Start of DATA LINES

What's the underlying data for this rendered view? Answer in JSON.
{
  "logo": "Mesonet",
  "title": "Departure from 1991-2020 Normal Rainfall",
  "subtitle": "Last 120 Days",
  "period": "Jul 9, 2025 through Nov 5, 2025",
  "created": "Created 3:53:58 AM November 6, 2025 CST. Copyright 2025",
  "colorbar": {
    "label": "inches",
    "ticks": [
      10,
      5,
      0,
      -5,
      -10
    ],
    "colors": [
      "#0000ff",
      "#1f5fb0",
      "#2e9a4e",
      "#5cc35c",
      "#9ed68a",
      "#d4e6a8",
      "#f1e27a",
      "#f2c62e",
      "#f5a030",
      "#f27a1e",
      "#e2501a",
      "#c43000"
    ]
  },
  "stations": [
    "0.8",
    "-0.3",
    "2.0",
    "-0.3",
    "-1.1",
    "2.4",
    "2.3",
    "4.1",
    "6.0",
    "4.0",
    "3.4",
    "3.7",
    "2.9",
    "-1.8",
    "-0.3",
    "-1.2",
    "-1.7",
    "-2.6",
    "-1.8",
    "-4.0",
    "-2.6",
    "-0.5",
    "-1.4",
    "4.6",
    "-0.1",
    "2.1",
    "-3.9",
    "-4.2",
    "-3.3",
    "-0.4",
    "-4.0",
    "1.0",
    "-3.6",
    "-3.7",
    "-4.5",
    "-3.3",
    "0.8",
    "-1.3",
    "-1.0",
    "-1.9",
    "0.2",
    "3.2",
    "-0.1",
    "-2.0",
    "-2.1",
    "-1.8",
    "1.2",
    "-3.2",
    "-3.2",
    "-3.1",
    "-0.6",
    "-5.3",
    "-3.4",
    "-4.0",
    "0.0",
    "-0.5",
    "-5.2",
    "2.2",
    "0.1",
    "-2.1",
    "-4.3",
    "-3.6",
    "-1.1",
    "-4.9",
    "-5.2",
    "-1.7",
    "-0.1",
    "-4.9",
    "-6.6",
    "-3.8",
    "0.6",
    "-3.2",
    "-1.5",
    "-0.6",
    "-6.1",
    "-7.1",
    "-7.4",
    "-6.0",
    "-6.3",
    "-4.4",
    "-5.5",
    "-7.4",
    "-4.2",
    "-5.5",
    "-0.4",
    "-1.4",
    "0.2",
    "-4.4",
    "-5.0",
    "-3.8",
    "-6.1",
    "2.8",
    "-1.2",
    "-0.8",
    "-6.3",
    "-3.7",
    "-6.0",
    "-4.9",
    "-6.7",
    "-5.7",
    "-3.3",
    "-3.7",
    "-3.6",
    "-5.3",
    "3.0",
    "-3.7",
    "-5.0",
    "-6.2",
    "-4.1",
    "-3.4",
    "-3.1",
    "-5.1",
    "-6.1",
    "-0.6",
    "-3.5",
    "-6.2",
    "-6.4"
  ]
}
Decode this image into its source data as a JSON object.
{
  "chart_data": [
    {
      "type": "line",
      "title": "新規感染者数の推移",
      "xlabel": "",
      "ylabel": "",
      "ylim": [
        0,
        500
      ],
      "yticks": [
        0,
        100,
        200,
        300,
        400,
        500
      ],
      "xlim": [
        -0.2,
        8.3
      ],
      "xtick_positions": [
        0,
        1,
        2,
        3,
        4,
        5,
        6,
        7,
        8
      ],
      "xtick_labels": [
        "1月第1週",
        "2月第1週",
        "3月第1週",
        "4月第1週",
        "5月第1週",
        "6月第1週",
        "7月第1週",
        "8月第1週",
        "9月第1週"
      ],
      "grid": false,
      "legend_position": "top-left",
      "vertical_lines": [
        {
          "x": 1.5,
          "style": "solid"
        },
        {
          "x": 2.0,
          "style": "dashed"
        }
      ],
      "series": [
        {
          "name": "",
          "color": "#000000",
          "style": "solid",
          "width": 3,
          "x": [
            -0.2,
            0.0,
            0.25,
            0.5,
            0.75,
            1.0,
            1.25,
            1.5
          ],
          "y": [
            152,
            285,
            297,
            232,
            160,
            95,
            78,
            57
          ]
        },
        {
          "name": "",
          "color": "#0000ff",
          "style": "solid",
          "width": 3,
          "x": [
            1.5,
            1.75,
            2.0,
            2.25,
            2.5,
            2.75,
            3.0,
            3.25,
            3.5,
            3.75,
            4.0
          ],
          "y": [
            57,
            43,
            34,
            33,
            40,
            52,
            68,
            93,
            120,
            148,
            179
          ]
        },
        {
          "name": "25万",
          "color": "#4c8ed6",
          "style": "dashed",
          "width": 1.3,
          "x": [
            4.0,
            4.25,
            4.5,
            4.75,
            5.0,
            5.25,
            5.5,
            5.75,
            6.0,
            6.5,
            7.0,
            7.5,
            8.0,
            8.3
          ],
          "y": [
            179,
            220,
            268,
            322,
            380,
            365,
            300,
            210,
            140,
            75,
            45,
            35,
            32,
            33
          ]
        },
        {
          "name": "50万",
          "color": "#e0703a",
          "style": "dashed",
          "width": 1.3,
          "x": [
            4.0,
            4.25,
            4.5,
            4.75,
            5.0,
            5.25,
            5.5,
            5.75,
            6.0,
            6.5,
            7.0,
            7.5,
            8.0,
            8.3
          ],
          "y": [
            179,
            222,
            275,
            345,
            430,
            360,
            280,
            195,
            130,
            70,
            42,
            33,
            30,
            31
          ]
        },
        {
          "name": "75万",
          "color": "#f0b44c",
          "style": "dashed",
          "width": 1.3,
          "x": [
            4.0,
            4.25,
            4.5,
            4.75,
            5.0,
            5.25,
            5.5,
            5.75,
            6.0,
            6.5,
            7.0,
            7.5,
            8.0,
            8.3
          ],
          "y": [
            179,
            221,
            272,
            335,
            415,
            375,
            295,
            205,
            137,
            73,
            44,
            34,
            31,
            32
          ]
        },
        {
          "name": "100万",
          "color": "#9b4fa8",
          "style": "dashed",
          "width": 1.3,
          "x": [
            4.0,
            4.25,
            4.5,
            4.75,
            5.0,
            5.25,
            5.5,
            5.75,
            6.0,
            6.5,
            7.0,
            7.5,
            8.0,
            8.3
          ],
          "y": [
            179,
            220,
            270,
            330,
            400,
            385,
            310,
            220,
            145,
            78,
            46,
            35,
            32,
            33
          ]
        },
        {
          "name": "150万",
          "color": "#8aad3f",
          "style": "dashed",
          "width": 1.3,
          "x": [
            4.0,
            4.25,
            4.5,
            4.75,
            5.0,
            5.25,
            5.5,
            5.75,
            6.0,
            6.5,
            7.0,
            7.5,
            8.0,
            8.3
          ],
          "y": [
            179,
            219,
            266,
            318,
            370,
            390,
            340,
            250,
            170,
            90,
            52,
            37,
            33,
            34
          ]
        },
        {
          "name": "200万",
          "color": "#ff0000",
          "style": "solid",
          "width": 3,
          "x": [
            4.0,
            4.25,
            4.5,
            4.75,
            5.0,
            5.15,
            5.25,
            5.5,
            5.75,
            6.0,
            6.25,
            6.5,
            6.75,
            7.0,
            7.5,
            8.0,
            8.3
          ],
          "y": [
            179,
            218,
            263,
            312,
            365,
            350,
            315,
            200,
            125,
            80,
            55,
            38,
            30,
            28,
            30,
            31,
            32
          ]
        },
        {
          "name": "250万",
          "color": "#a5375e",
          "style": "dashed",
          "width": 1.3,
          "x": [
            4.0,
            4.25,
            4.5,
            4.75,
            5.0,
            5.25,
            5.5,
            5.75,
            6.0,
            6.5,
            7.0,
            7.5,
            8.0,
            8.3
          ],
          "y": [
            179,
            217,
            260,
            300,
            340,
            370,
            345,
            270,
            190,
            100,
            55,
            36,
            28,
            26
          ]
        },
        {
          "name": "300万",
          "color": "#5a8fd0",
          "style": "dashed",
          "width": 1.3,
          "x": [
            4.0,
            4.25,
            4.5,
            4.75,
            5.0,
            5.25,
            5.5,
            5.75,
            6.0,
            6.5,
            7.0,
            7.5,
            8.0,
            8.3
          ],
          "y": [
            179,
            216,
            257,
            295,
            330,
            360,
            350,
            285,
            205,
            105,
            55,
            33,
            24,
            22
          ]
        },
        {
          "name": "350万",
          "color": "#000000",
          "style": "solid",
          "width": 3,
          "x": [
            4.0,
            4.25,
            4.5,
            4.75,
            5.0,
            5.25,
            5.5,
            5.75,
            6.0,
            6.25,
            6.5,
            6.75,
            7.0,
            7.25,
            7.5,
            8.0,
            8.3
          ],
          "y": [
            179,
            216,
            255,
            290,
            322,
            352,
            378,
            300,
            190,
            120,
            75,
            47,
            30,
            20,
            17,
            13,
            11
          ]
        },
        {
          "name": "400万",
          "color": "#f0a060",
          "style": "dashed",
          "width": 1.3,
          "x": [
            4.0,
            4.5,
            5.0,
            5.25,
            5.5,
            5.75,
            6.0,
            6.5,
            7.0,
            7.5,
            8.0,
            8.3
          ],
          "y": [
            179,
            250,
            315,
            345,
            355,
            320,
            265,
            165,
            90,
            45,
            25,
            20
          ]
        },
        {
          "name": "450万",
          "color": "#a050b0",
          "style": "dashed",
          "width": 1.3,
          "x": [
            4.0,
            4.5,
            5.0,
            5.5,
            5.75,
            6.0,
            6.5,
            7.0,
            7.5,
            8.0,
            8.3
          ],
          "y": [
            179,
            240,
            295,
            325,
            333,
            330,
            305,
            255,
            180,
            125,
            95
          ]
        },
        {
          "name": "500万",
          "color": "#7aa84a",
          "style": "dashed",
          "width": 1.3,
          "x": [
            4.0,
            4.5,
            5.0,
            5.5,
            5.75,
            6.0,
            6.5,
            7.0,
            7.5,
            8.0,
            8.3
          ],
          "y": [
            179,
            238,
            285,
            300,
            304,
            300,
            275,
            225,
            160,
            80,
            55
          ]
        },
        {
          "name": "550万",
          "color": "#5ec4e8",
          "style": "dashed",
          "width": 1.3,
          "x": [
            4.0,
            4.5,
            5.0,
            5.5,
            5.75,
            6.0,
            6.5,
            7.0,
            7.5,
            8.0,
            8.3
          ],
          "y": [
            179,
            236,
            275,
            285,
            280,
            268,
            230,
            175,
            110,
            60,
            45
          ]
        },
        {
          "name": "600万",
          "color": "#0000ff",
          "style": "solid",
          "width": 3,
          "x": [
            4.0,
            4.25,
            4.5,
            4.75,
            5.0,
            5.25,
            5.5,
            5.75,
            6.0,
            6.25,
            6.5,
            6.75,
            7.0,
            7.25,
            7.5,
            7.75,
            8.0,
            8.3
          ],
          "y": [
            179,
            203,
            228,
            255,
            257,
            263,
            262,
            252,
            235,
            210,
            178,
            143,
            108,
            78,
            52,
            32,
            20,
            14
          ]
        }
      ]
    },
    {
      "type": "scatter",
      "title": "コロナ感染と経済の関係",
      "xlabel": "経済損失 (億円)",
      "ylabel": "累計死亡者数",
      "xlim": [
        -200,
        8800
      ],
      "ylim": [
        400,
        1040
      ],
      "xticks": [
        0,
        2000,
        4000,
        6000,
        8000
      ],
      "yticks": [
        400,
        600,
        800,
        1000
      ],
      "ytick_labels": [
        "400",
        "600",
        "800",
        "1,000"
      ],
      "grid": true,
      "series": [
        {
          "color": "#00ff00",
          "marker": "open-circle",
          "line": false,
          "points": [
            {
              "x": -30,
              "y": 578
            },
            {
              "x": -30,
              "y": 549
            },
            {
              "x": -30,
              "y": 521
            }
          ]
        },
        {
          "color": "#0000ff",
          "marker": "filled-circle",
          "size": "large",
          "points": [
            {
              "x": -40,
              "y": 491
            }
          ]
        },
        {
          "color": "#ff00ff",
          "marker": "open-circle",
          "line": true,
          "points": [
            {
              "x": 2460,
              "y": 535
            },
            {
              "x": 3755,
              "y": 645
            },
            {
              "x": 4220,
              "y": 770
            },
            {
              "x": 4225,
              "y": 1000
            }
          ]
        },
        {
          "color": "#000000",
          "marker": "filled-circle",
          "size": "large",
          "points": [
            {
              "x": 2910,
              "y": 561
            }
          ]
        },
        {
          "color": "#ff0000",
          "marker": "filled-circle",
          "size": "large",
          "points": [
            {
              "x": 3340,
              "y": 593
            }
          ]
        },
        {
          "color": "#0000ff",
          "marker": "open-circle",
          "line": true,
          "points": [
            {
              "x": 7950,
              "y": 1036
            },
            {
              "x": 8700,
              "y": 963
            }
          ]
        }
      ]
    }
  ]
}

End of DATA LINES

## WHAT YOU ARE ASKED TO DO
Scan the listing above. Collect all lines with the word "JSON".

## TASK RESULT
What's the underlying data for this rendered view? Answer in JSON.
Decode this image into its source data as a JSON object.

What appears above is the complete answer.